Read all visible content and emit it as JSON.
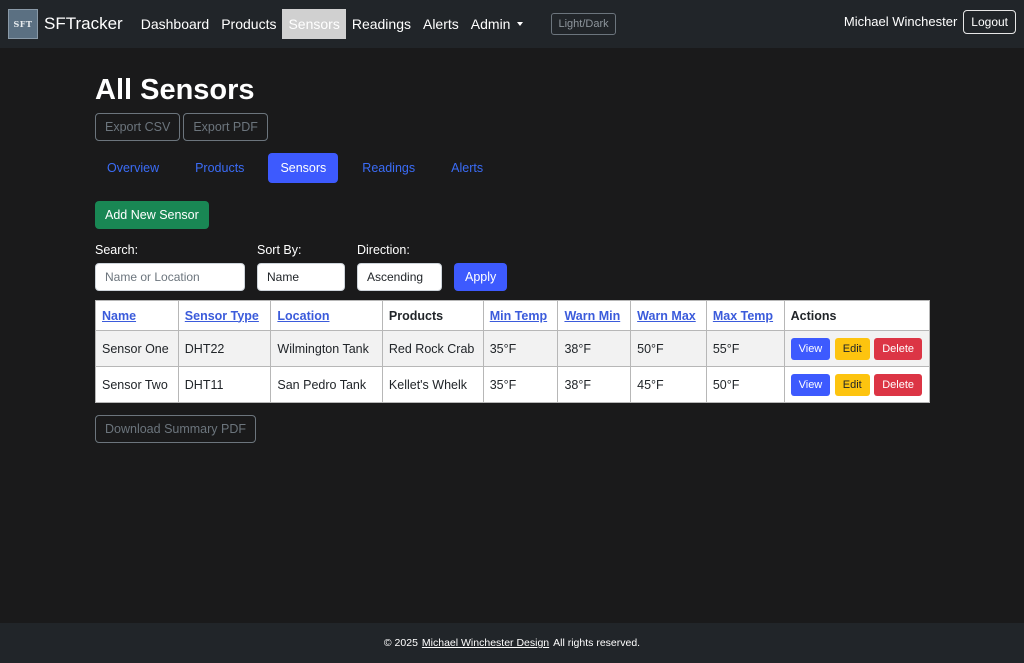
{
  "navbar": {
    "logo_text": "SFT",
    "brand": "SFTracker",
    "links": [
      "Dashboard",
      "Products",
      "Sensors",
      "Readings",
      "Alerts",
      "Admin"
    ],
    "active_link": "Sensors",
    "theme_toggle": "Light/Dark",
    "user_name": "Michael Winchester",
    "logout": "Logout"
  },
  "page": {
    "title": "All Sensors",
    "export_csv": "Export CSV",
    "export_pdf": "Export PDF",
    "tabs": [
      "Overview",
      "Products",
      "Sensors",
      "Readings",
      "Alerts"
    ],
    "active_tab": "Sensors",
    "add_button": "Add New Sensor"
  },
  "filters": {
    "search_label": "Search:",
    "search_placeholder": "Name or Location",
    "sort_label": "Sort By:",
    "sort_value": "Name",
    "direction_label": "Direction:",
    "direction_value": "Ascending",
    "apply": "Apply"
  },
  "table": {
    "headers": [
      "Name",
      "Sensor Type",
      "Location",
      "Products",
      "Min Temp",
      "Warn Min",
      "Warn Max",
      "Max Temp",
      "Actions"
    ],
    "rows": [
      [
        "Sensor One",
        "DHT22",
        "Wilmington Tank",
        "Red Rock Crab",
        "35°F",
        "38°F",
        "50°F",
        "55°F"
      ],
      [
        "Sensor Two",
        "DHT11",
        "San Pedro Tank",
        "Kellet's Whelk",
        "35°F",
        "38°F",
        "45°F",
        "50°F"
      ]
    ],
    "actions": [
      "View",
      "Edit",
      "Delete"
    ]
  },
  "download_summary": "Download Summary PDF",
  "footer": {
    "prefix": "© 2025",
    "link": "Michael Winchester Design",
    "suffix": "All rights reserved."
  },
  "colors": {
    "background": "#1a1a1b",
    "navbar": "#212529",
    "primary": "#3d5afe",
    "success": "#198754",
    "warning": "#fdc40f",
    "danger": "#dc3545"
  }
}
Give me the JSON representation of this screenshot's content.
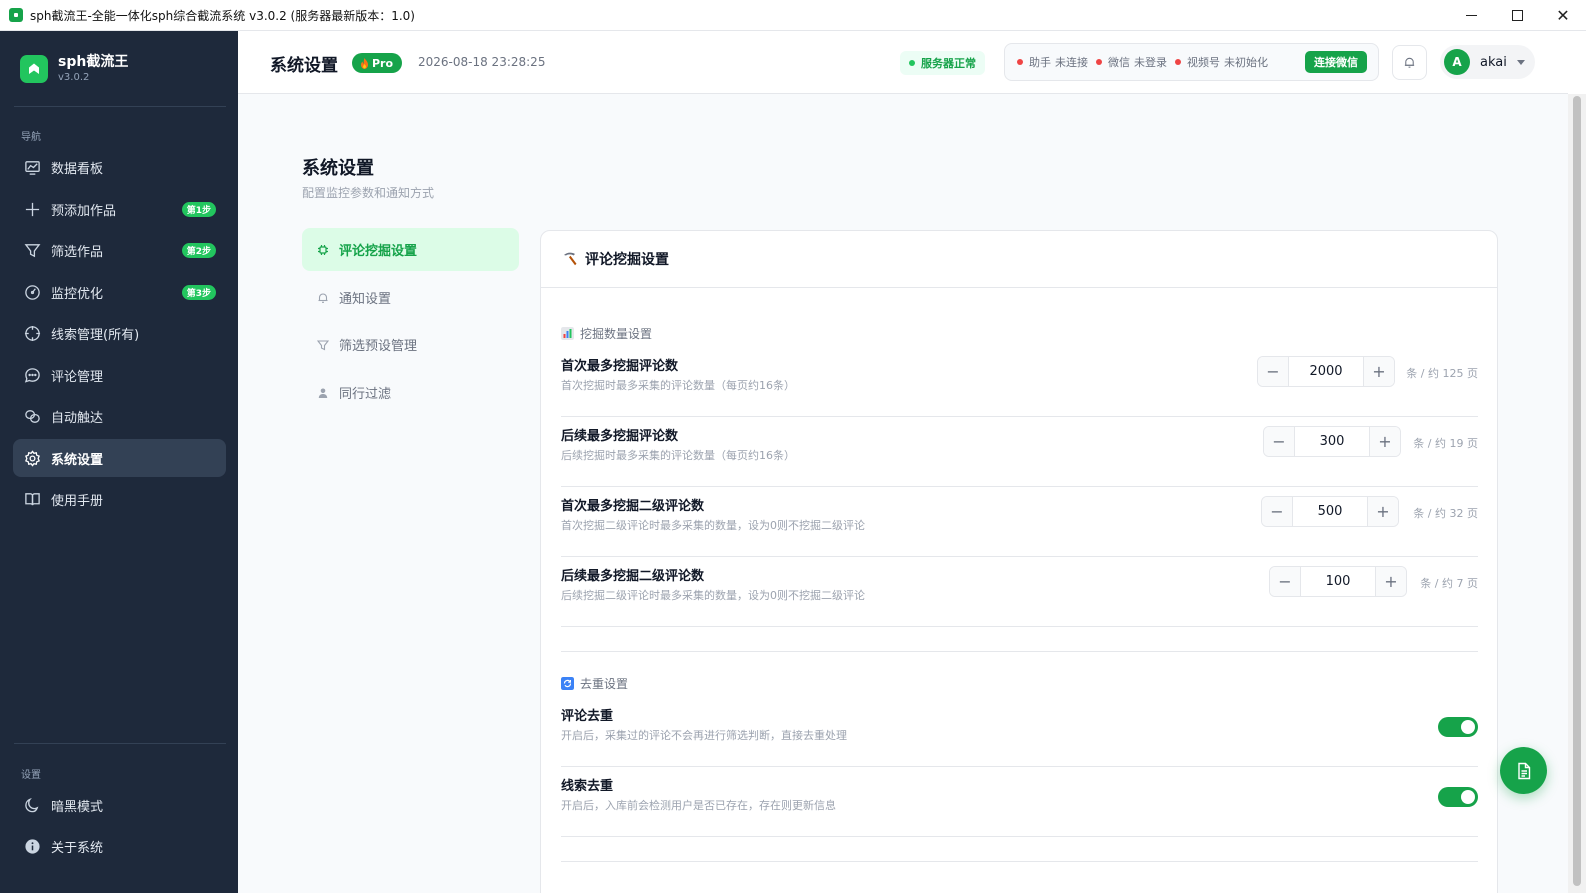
{
  "window": {
    "title": "sph截流王-全能一体化sph综合截流系统 v3.0.2 (服务器最新版本：1.0)"
  },
  "brand": {
    "name": "sph截流王",
    "version": "v3.0.2"
  },
  "sidebar": {
    "nav_section": "导航",
    "items": [
      {
        "label": "数据看板",
        "icon": "dashboard-icon"
      },
      {
        "label": "预添加作品",
        "icon": "plus-icon",
        "badge": "第1步"
      },
      {
        "label": "筛选作品",
        "icon": "filter-icon",
        "badge": "第2步"
      },
      {
        "label": "监控优化",
        "icon": "gauge-icon",
        "badge": "第3步"
      },
      {
        "label": "线索管理(所有)",
        "icon": "crosshair-icon"
      },
      {
        "label": "评论管理",
        "icon": "chat-icon"
      },
      {
        "label": "自动触达",
        "icon": "link-icon"
      },
      {
        "label": "系统设置",
        "icon": "gear-icon",
        "active": true
      },
      {
        "label": "使用手册",
        "icon": "book-icon"
      }
    ],
    "settings_section": "设置",
    "bottom_items": [
      {
        "label": "暗黑模式",
        "icon": "moon-icon"
      },
      {
        "label": "关于系统",
        "icon": "info-icon"
      }
    ]
  },
  "header": {
    "title": "系统设置",
    "pro_label": "Pro",
    "datetime": "2026-08-18 23:28:25",
    "server_status": "服务器正常",
    "statuses": [
      {
        "name": "助手",
        "state": "未连接"
      },
      {
        "name": "微信",
        "state": "未登录"
      },
      {
        "name": "视频号",
        "state": "未初始化"
      }
    ],
    "connect_label": "连接微信",
    "user": {
      "initial": "A",
      "name": "akai"
    }
  },
  "page": {
    "title": "系统设置",
    "subtitle": "配置监控参数和通知方式",
    "subnav": [
      {
        "label": "评论挖掘设置",
        "active": true
      },
      {
        "label": "通知设置"
      },
      {
        "label": "筛选预设管理"
      },
      {
        "label": "同行过滤"
      }
    ]
  },
  "card": {
    "title": "评论挖掘设置",
    "section1_label": "挖掘数量设置",
    "rows": [
      {
        "title": "首次最多挖掘评论数",
        "desc": "首次挖掘时最多采集的评论数量（每页约16条）",
        "value": "2000",
        "unit": "条 / 约 125 页"
      },
      {
        "title": "后续最多挖掘评论数",
        "desc": "后续挖掘时最多采集的评论数量（每页约16条）",
        "value": "300",
        "unit": "条 / 约 19 页"
      },
      {
        "title": "首次最多挖掘二级评论数",
        "desc": "首次挖掘二级评论时最多采集的数量，设为0则不挖掘二级评论",
        "value": "500",
        "unit": "条 / 约 32 页"
      },
      {
        "title": "后续最多挖掘二级评论数",
        "desc": "后续挖掘二级评论时最多采集的数量，设为0则不挖掘二级评论",
        "value": "100",
        "unit": "条 / 约 7 页"
      }
    ],
    "section2_label": "去重设置",
    "toggles": [
      {
        "title": "评论去重",
        "desc": "开启后，采集过的评论不会再进行筛选判断，直接去重处理",
        "on": true
      },
      {
        "title": "线索去重",
        "desc": "开启后，入库前会检测用户是否已存在，存在则更新信息",
        "on": true
      }
    ]
  },
  "colors": {
    "accent": "#16a34a",
    "sidebar_bg": "#1e293b",
    "danger": "#ef4444"
  }
}
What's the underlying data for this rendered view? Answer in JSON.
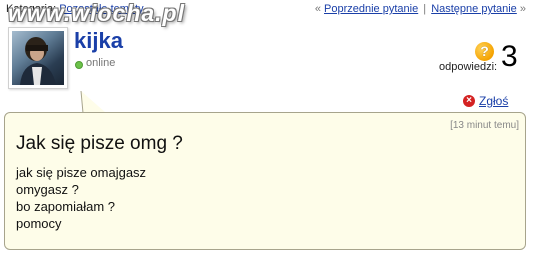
{
  "header": {
    "category_label": "Kategoria:",
    "category_link": "Pozostałe tematy",
    "prev_link": "Poprzednie pytanie",
    "next_link": "Następne pytanie",
    "prev_arrows": "«",
    "next_arrows": "»",
    "separator": "|"
  },
  "watermark": "www.wiocha.pl",
  "user": {
    "name": "kijka",
    "status": "online",
    "avatar_icon": "user-photo"
  },
  "answers": {
    "icon_glyph": "?",
    "label": "odpowiedzi:",
    "count": "3"
  },
  "report": {
    "icon_glyph": "×",
    "label": "Zgłoś"
  },
  "question": {
    "timestamp": "[13 minut temu]",
    "title": "Jak się pisze omg ?",
    "lines": [
      "jak się pisze omajgasz",
      "omygasz ?",
      "bo zapomiałam ?",
      "pomocy"
    ]
  },
  "colors": {
    "link": "#1a3fa8",
    "bubble_bg": "#fefde9",
    "bubble_border": "#a7a48c",
    "online": "#6cc24a",
    "answers_icon": "#f5a300",
    "report_icon": "#d42222"
  }
}
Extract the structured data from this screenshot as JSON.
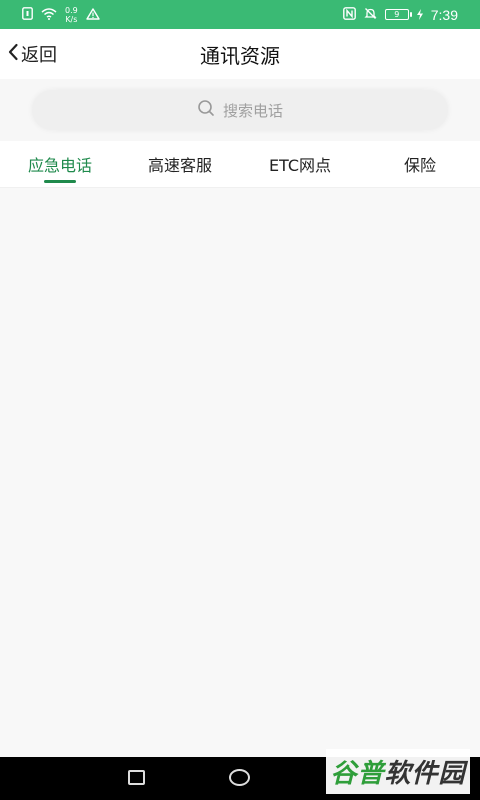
{
  "status_bar": {
    "net_speed_value": "0.9",
    "net_speed_unit": "K/s",
    "battery_level": "9",
    "time": "7:39"
  },
  "header": {
    "back_label": "返回",
    "title": "通讯资源"
  },
  "search": {
    "placeholder": "搜索电话"
  },
  "tabs": [
    {
      "label": "应急电话",
      "active": true
    },
    {
      "label": "高速客服",
      "active": false
    },
    {
      "label": "ETC网点",
      "active": false
    },
    {
      "label": "保险",
      "active": false
    }
  ],
  "watermark": {
    "text": "谷普软件园"
  },
  "colors": {
    "status_bar": "#3aba74",
    "accent": "#1f8a4c"
  }
}
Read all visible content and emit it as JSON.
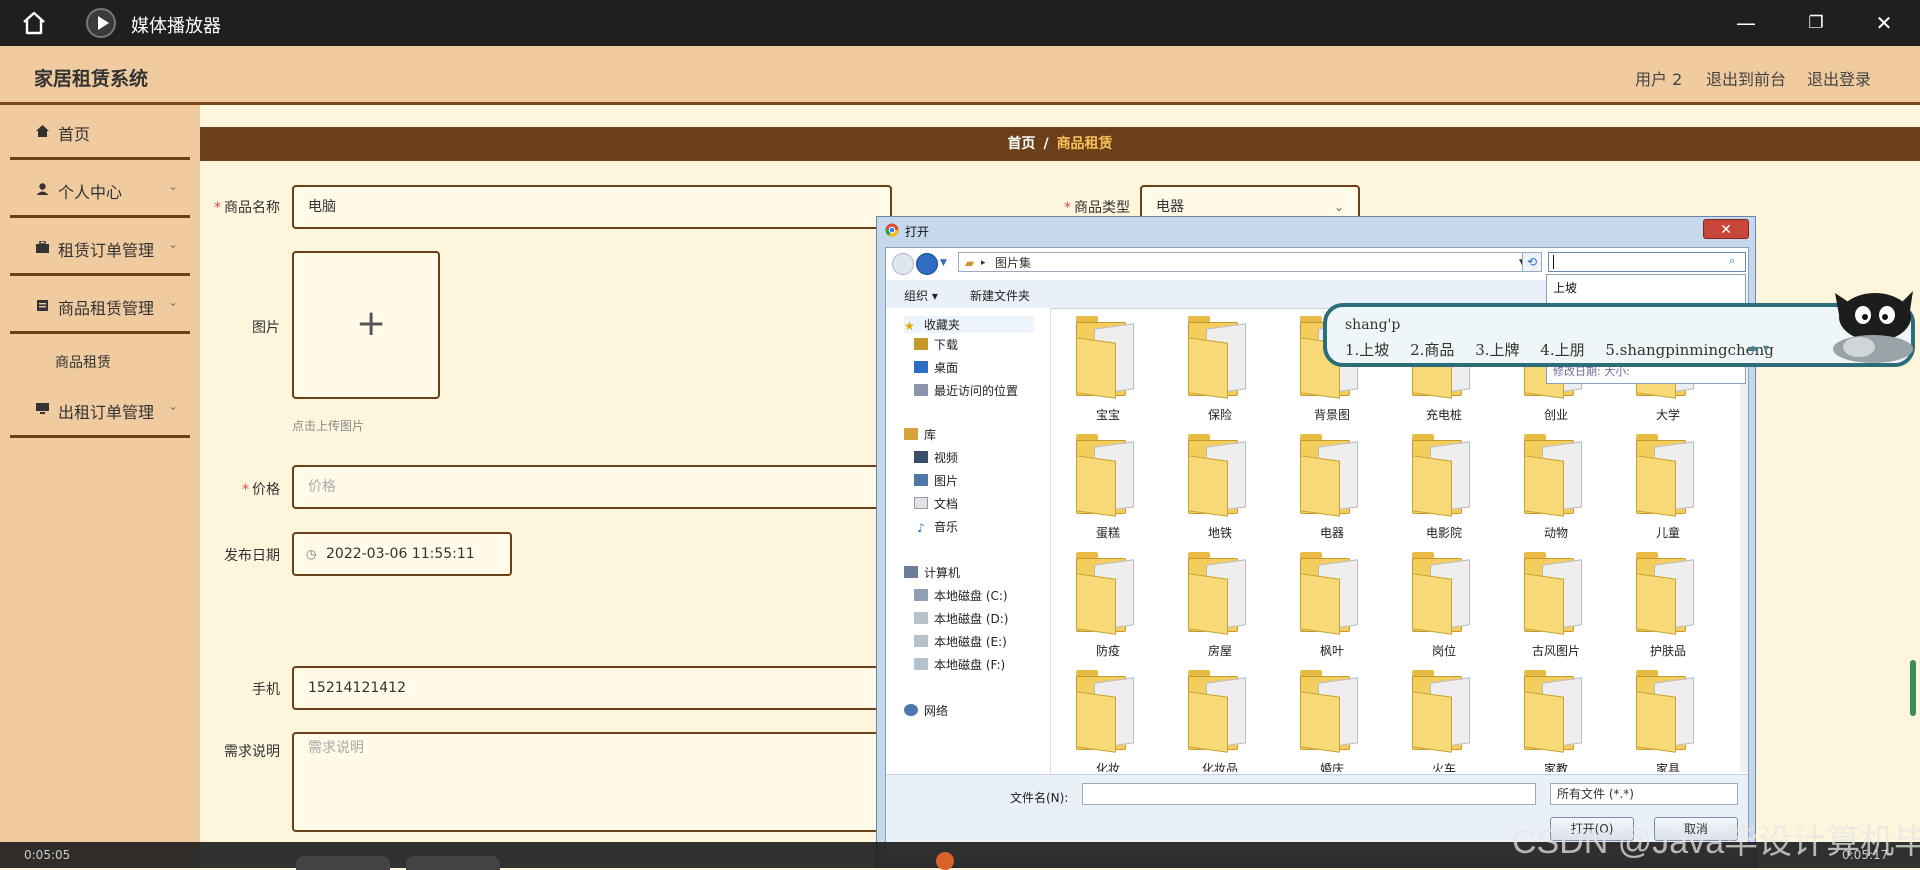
====================
TASK INSTRUCTIONS
Of the lines in the data, how many hold the string "screenshot"? State the number, nothing else.

THE RESULT
2